YOUR OBJECTIVE: Repeat the records below exactly, leaving out every picture.

═════ DATA LISTING ═════

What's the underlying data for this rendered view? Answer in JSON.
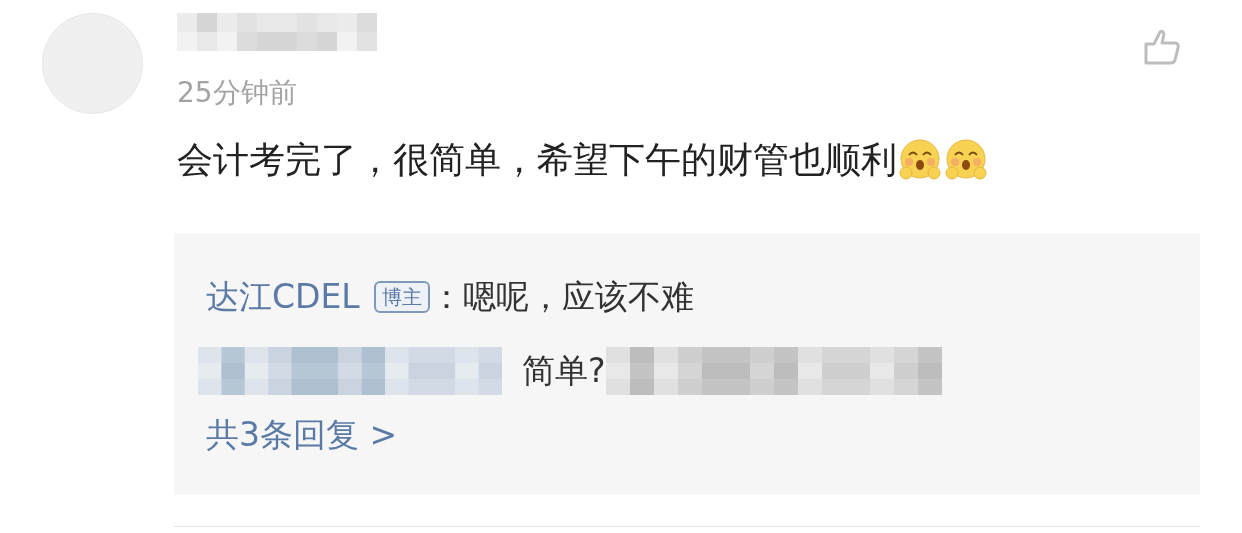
{
  "comment": {
    "time": "25分钟前",
    "text": "会计考完了，很简单，希望下午的财管也顺利",
    "emoji": [
      {
        "kind": "hug"
      },
      {
        "kind": "hug"
      }
    ],
    "replies": {
      "author": "达江CDEL",
      "badge": "博主",
      "text": "：嗯呢，应该不难",
      "second_text": "简单?",
      "more": "共3条回复 >"
    }
  }
}
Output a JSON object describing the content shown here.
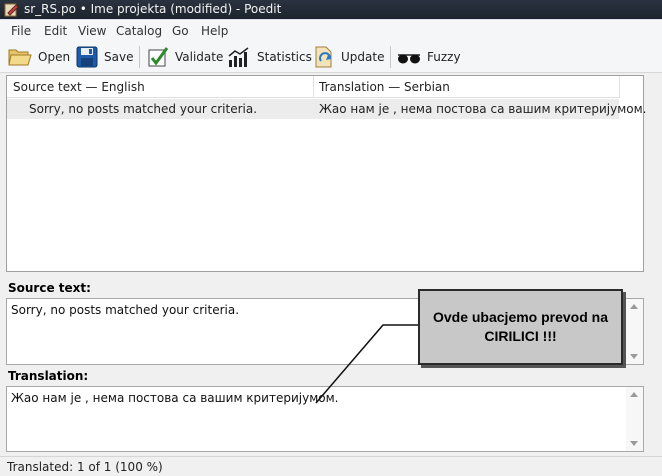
{
  "window": {
    "title": "sr_RS.po • Ime projekta (modified) - Poedit"
  },
  "menu": [
    "File",
    "Edit",
    "View",
    "Catalog",
    "Go",
    "Help"
  ],
  "toolbar": {
    "open": "Open",
    "save": "Save",
    "validate": "Validate",
    "statistics": "Statistics",
    "update": "Update",
    "fuzzy": "Fuzzy"
  },
  "list": {
    "col_source": "Source text — English",
    "col_translation": "Translation — Serbian",
    "rows": [
      {
        "source": "Sorry, no posts matched your criteria.",
        "translation": "Жао нам је , нема постова са вашим критеријумом."
      }
    ]
  },
  "source_panel": {
    "label": "Source text:",
    "text": "Sorry, no posts matched your criteria."
  },
  "translation_panel": {
    "label": "Translation:",
    "text": "Жао нам је , нема постова са вашим критеријумом."
  },
  "status": {
    "text": "Translated: 1 of 1 (100 %)"
  },
  "callout": {
    "text": "Ovde ubacjemo prevod na\nCIRILICI !!!"
  }
}
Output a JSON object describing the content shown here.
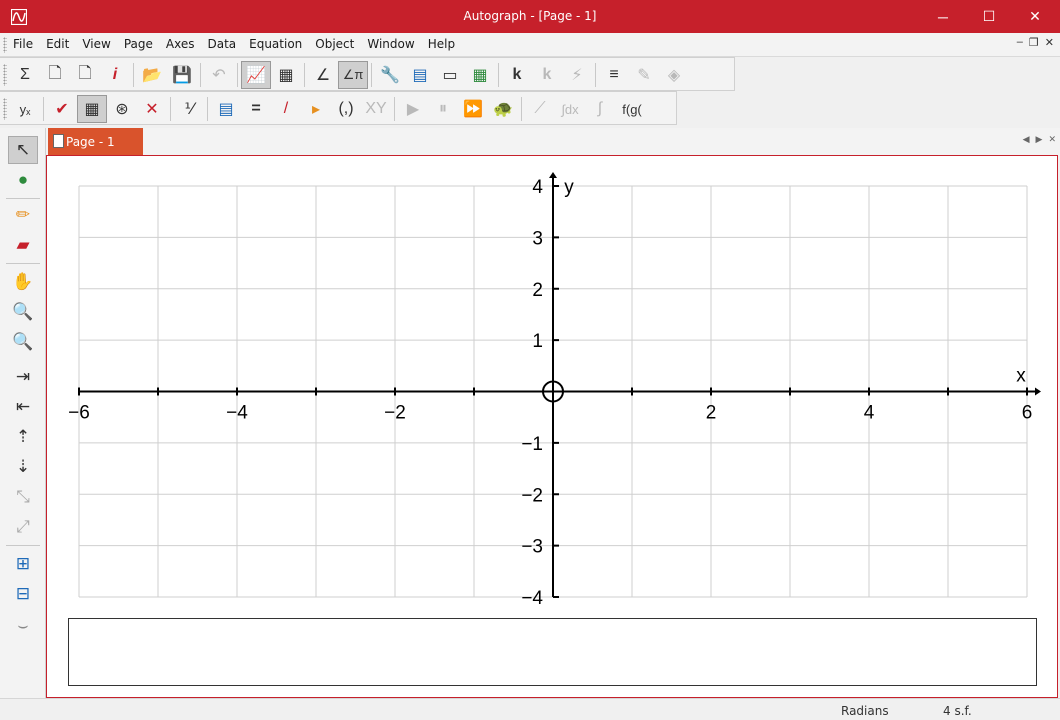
{
  "window": {
    "title": "Autograph - [Page - 1]",
    "accent": "#c6202b",
    "controls": {
      "minimize": "─",
      "maximize": "☐",
      "close": "✕"
    }
  },
  "menubar": {
    "items": [
      "File",
      "Edit",
      "View",
      "Page",
      "Axes",
      "Data",
      "Equation",
      "Object",
      "Window",
      "Help"
    ],
    "mdi": {
      "minimize": "–",
      "restore": "❐",
      "close": "✕"
    }
  },
  "toolbar1": {
    "buttons": [
      {
        "name": "sigma-icon",
        "glyph": "Σ"
      },
      {
        "name": "new-page-icon",
        "glyph": "🗋"
      },
      {
        "name": "page-icon",
        "glyph": "🗋"
      },
      {
        "name": "info-page-icon",
        "glyph": "i"
      },
      {
        "name": "open-folder-icon",
        "glyph": "📂"
      },
      {
        "name": "save-icon",
        "glyph": "💾"
      },
      {
        "name": "undo-icon",
        "glyph": "↶"
      },
      {
        "name": "graph-2d-icon",
        "glyph": "📈"
      },
      {
        "name": "graph-stats-icon",
        "glyph": "▦"
      },
      {
        "name": "angle-degrees-icon",
        "glyph": "∠"
      },
      {
        "name": "angle-radians-icon",
        "glyph": "∠π"
      },
      {
        "name": "settings-icon",
        "glyph": "🔧"
      },
      {
        "name": "table-icon",
        "glyph": "▤"
      },
      {
        "name": "text-box-icon",
        "glyph": "▭"
      },
      {
        "name": "calculator-icon",
        "glyph": "▦"
      },
      {
        "name": "constant-controller-icon",
        "glyph": "k"
      },
      {
        "name": "constant-animate-icon",
        "glyph": "k"
      },
      {
        "name": "flash-icon",
        "glyph": "⚡"
      },
      {
        "name": "line-style-icon",
        "glyph": "≡"
      },
      {
        "name": "line-color-icon",
        "glyph": "✎"
      },
      {
        "name": "fill-color-icon",
        "glyph": "◈"
      }
    ]
  },
  "toolbar2": {
    "buttons": [
      {
        "name": "axis-select-icon",
        "glyph": "yₓ"
      },
      {
        "name": "checkmark-icon",
        "glyph": "✔"
      },
      {
        "name": "grid-icon",
        "glyph": "▦"
      },
      {
        "name": "polar-grid-icon",
        "glyph": "⊛"
      },
      {
        "name": "delete-point-icon",
        "glyph": "✕"
      },
      {
        "name": "scale-icon",
        "glyph": "⅟"
      },
      {
        "name": "add-table-icon",
        "glyph": "▤"
      },
      {
        "name": "add-equation-icon",
        "glyph": "="
      },
      {
        "name": "add-line-icon",
        "glyph": "/"
      },
      {
        "name": "add-point-icon",
        "glyph": "▸"
      },
      {
        "name": "coordinate-icon",
        "glyph": "(,)"
      },
      {
        "name": "xy-icon",
        "glyph": "XY"
      },
      {
        "name": "play-icon",
        "glyph": "▶"
      },
      {
        "name": "pause-icon",
        "glyph": "⏸"
      },
      {
        "name": "fast-forward-icon",
        "glyph": "⏩"
      },
      {
        "name": "turtle-icon",
        "glyph": "🐢"
      },
      {
        "name": "tangent-icon",
        "glyph": "⟋"
      },
      {
        "name": "integral-icon",
        "glyph": "∫dx"
      },
      {
        "name": "derivative-icon",
        "glyph": "∫"
      },
      {
        "name": "function-composition-icon",
        "glyph": "f(g("
      }
    ]
  },
  "left_toolbar": {
    "buttons": [
      {
        "name": "select-arrow-icon",
        "glyph": "↖"
      },
      {
        "name": "add-point-icon",
        "glyph": "●"
      },
      {
        "name": "pencil-icon",
        "glyph": "✏"
      },
      {
        "name": "eraser-icon",
        "glyph": "▰"
      },
      {
        "name": "hand-pan-icon",
        "glyph": "✋"
      },
      {
        "name": "zoom-in-icon",
        "glyph": "🔍"
      },
      {
        "name": "zoom-out-icon",
        "glyph": "🔍"
      },
      {
        "name": "x-stretch-in-icon",
        "glyph": "⇥"
      },
      {
        "name": "x-stretch-out-icon",
        "glyph": "⇤"
      },
      {
        "name": "y-stretch-in-icon",
        "glyph": "⇡"
      },
      {
        "name": "y-stretch-out-icon",
        "glyph": "⇣"
      },
      {
        "name": "zoom-diagonal-in-icon",
        "glyph": "⤡"
      },
      {
        "name": "zoom-diagonal-out-icon",
        "glyph": "⤢"
      },
      {
        "name": "zoom-box-in-icon",
        "glyph": "⊞"
      },
      {
        "name": "zoom-box-out-icon",
        "glyph": "⊟"
      },
      {
        "name": "curve-add-icon",
        "glyph": "⌣"
      }
    ]
  },
  "tabs": [
    {
      "label": "Page - 1"
    }
  ],
  "graph": {
    "x_label": "x",
    "y_label": "y",
    "x_range": [
      -6,
      6
    ],
    "y_range": [
      -4,
      4
    ],
    "x_tick_labels": [
      "−6",
      "−4",
      "−2",
      "2",
      "4",
      "6"
    ],
    "y_tick_labels": [
      "4",
      "3",
      "2",
      "1",
      "−1",
      "−2",
      "−3",
      "−4"
    ],
    "grid": true
  },
  "statusbar": {
    "angle_mode": "Radians",
    "precision": "4 s.f."
  }
}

═════

ANSWER TO THIS TASK:
What's the underlying data for this rendered view? Answer in JSON.
{
  "comment": {
    "time": "25分钟前",
    "text": "会计考完了，很简单，希望下午的财管也顺利",
    "emoji": [
      {
        "kind": "hug"
      },
      {
        "kind": "hug"
      }
    ],
    "replies": {
      "author": "达江CDEL",
      "badge": "博主",
      "text": "：嗯呢，应该不难",
      "second_text": "简单?",
      "more": "共3条回复 >"
    }
  }
}
Output a JSON object describing the content shown here.
{
  "window": {
    "title": "sr_RS.po • Ime projekta (modified) - Poedit"
  },
  "menu": [
    "File",
    "Edit",
    "View",
    "Catalog",
    "Go",
    "Help"
  ],
  "toolbar": {
    "open": "Open",
    "save": "Save",
    "validate": "Validate",
    "statistics": "Statistics",
    "update": "Update",
    "fuzzy": "Fuzzy"
  },
  "list": {
    "col_source": "Source text — English",
    "col_translation": "Translation — Serbian",
    "rows": [
      {
        "source": "Sorry, no posts matched your criteria.",
        "translation": "Жао нам је , нема постова са вашим критеријумом."
      }
    ]
  },
  "source_panel": {
    "label": "Source text:",
    "text": "Sorry, no posts matched your criteria."
  },
  "translation_panel": {
    "label": "Translation:",
    "text": "Жао нам је , нема постова са вашим критеријумом."
  },
  "status": {
    "text": "Translated: 1 of 1 (100 %)"
  },
  "callout": {
    "text": "Ovde ubacjemo prevod na\nCIRILICI !!!"
  }
}
Output a JSON object describing the content shown here.
{
  "window": {
    "title": "Autograph - [Page - 1]",
    "accent": "#c6202b",
    "controls": {
      "minimize": "─",
      "maximize": "☐",
      "close": "✕"
    }
  },
  "menubar": {
    "items": [
      "File",
      "Edit",
      "View",
      "Page",
      "Axes",
      "Data",
      "Equation",
      "Object",
      "Window",
      "Help"
    ],
    "mdi": {
      "minimize": "–",
      "restore": "❐",
      "close": "✕"
    }
  },
  "toolbar1": {
    "buttons": [
      {
        "name": "sigma-icon",
        "glyph": "Σ"
      },
      {
        "name": "new-page-icon",
        "glyph": "🗋"
      },
      {
        "name": "page-icon",
        "glyph": "🗋"
      },
      {
        "name": "info-page-icon",
        "glyph": "i"
      },
      {
        "name": "open-folder-icon",
        "glyph": "📂"
      },
      {
        "name": "save-icon",
        "glyph": "💾"
      },
      {
        "name": "undo-icon",
        "glyph": "↶"
      },
      {
        "name": "graph-2d-icon",
        "glyph": "📈"
      },
      {
        "name": "graph-stats-icon",
        "glyph": "▦"
      },
      {
        "name": "angle-degrees-icon",
        "glyph": "∠"
      },
      {
        "name": "angle-radians-icon",
        "glyph": "∠π"
      },
      {
        "name": "settings-icon",
        "glyph": "🔧"
      },
      {
        "name": "table-icon",
        "glyph": "▤"
      },
      {
        "name": "text-box-icon",
        "glyph": "▭"
      },
      {
        "name": "calculator-icon",
        "glyph": "▦"
      },
      {
        "name": "constant-controller-icon",
        "glyph": "k"
      },
      {
        "name": "constant-animate-icon",
        "glyph": "k"
      },
      {
        "name": "flash-icon",
        "glyph": "⚡"
      },
      {
        "name": "line-style-icon",
        "glyph": "≡"
      },
      {
        "name": "line-color-icon",
        "glyph": "✎"
      },
      {
        "name": "fill-color-icon",
        "glyph": "◈"
      }
    ]
  },
  "toolbar2": {
    "buttons": [
      {
        "name": "axis-select-icon",
        "glyph": "yₓ"
      },
      {
        "name": "checkmark-icon",
        "glyph": "✔"
      },
      {
        "name": "grid-icon",
        "glyph": "▦"
      },
      {
        "name": "polar-grid-icon",
        "glyph": "⊛"
      },
      {
        "name": "delete-point-icon",
        "glyph": "✕"
      },
      {
        "name": "scale-icon",
        "glyph": "⅟"
      },
      {
        "name": "add-table-icon",
        "glyph": "▤"
      },
      {
        "name": "add-equation-icon",
        "glyph": "="
      },
      {
        "name": "add-line-icon",
        "glyph": "/"
      },
      {
        "name": "add-point-icon",
        "glyph": "▸"
      },
      {
        "name": "coordinate-icon",
        "glyph": "(,)"
      },
      {
        "name": "xy-icon",
        "glyph": "XY"
      },
      {
        "name": "play-icon",
        "glyph": "▶"
      },
      {
        "name": "pause-icon",
        "glyph": "⏸"
      },
      {
        "name": "fast-forward-icon",
        "glyph": "⏩"
      },
      {
        "name": "turtle-icon",
        "glyph": "🐢"
      },
      {
        "name": "tangent-icon",
        "glyph": "⟋"
      },
      {
        "name": "integral-icon",
        "glyph": "∫dx"
      },
      {
        "name": "derivative-icon",
        "glyph": "∫"
      },
      {
        "name": "function-composition-icon",
        "glyph": "f(g("
      }
    ]
  },
  "left_toolbar": {
    "buttons": [
      {
        "name": "select-arrow-icon",
        "glyph": "↖"
      },
      {
        "name": "add-point-icon",
        "glyph": "●"
      },
      {
        "name": "pencil-icon",
        "glyph": "✏"
      },
      {
        "name": "eraser-icon",
        "glyph": "▰"
      },
      {
        "name": "hand-pan-icon",
        "glyph": "✋"
      },
      {
        "name": "zoom-in-icon",
        "glyph": "🔍"
      },
      {
        "name": "zoom-out-icon",
        "glyph": "🔍"
      },
      {
        "name": "x-stretch-in-icon",
        "glyph": "⇥"
      },
      {
        "name": "x-stretch-out-icon",
        "glyph": "⇤"
      },
      {
        "name": "y-stretch-in-icon",
        "glyph": "⇡"
      },
      {
        "name": "y-stretch-out-icon",
        "glyph": "⇣"
      },
      {
        "name": "zoom-diagonal-in-icon",
        "glyph": "⤡"
      },
      {
        "name": "zoom-diagonal-out-icon",
        "glyph": "⤢"
      },
      {
        "name": "zoom-box-in-icon",
        "glyph": "⊞"
      },
      {
        "name": "zoom-box-out-icon",
        "glyph": "⊟"
      },
      {
        "name": "curve-add-icon",
        "glyph": "⌣"
      }
    ]
  },
  "tabs": [
    {
      "label": "Page - 1"
    }
  ],
  "graph": {
    "x_label": "x",
    "y_label": "y",
    "x_range": [
      -6,
      6
    ],
    "y_range": [
      -4,
      4
    ],
    "x_tick_labels": [
      "−6",
      "−4",
      "−2",
      "2",
      "4",
      "6"
    ],
    "y_tick_labels": [
      "4",
      "3",
      "2",
      "1",
      "−1",
      "−2",
      "−3",
      "−4"
    ],
    "grid": true
  },
  "statusbar": {
    "angle_mode": "Radians",
    "precision": "4 s.f."
  }
}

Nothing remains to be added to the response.